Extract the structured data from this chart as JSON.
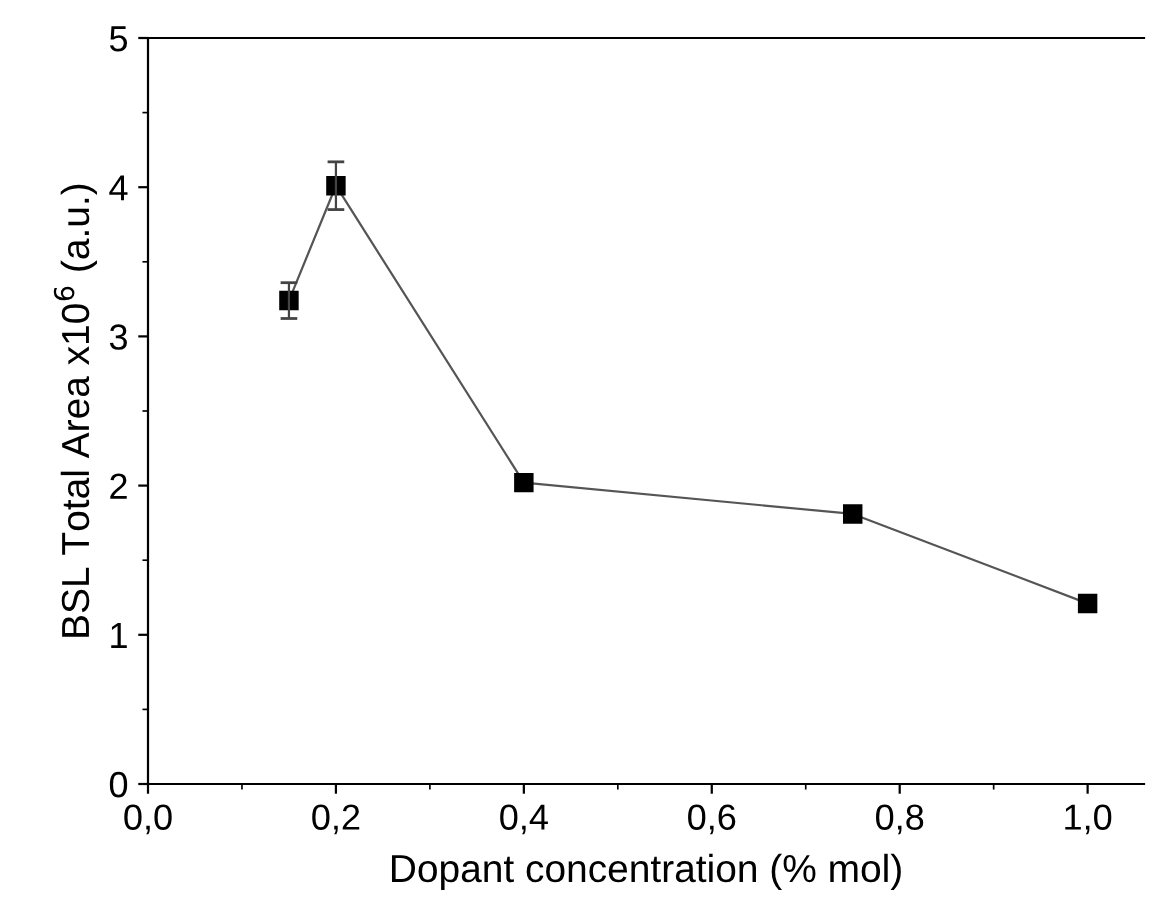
{
  "chart_data": {
    "type": "line",
    "xlabel": "Dopant concentration (% mol)",
    "ylabel": "BSL Total Area x10$^{6}$ (a.u.)",
    "x": [
      0.15,
      0.2,
      0.4,
      0.75,
      1.0
    ],
    "series": [
      {
        "color": "#000000",
        "values": [
          3.24,
          4.01,
          2.02,
          1.81,
          1.21
        ],
        "errors": [
          0.12,
          0.16,
          null,
          null,
          null
        ]
      }
    ],
    "xlim": [
      0,
      1.06
    ],
    "ylim": [
      0,
      5
    ],
    "xticks": [
      {
        "value": 0,
        "label": "0,0"
      },
      {
        "value": 0.2,
        "label": "0,2"
      },
      {
        "value": 0.4,
        "label": "0,4"
      },
      {
        "value": 0.6,
        "label": "0,6"
      },
      {
        "value": 0.8,
        "label": "0,8"
      },
      {
        "value": 1.0,
        "label": "1,0"
      }
    ],
    "yticks": [
      0,
      1,
      2,
      3,
      4,
      5
    ],
    "marker": "square",
    "line_style": "solid",
    "grid": false,
    "legend": false
  }
}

PROBLEM DETAILS. Give back each entry exactly as it appears, with no pictures.

SOLUTION TO THE EXERCISE.
Extract the structured data from this chart as JSON.
{
  "chart_data": {
    "type": "line",
    "xlabel": "Dopant concentration (% mol)",
    "ylabel": "BSL Total Area x10$^{6}$ (a.u.)",
    "x": [
      0.15,
      0.2,
      0.4,
      0.75,
      1.0
    ],
    "series": [
      {
        "color": "#000000",
        "values": [
          3.24,
          4.01,
          2.02,
          1.81,
          1.21
        ],
        "errors": [
          0.12,
          0.16,
          null,
          null,
          null
        ]
      }
    ],
    "xlim": [
      0,
      1.06
    ],
    "ylim": [
      0,
      5
    ],
    "xticks": [
      {
        "value": 0,
        "label": "0,0"
      },
      {
        "value": 0.2,
        "label": "0,2"
      },
      {
        "value": 0.4,
        "label": "0,4"
      },
      {
        "value": 0.6,
        "label": "0,6"
      },
      {
        "value": 0.8,
        "label": "0,8"
      },
      {
        "value": 1.0,
        "label": "1,0"
      }
    ],
    "yticks": [
      0,
      1,
      2,
      3,
      4,
      5
    ],
    "marker": "square",
    "line_style": "solid",
    "grid": false,
    "legend": false
  }
}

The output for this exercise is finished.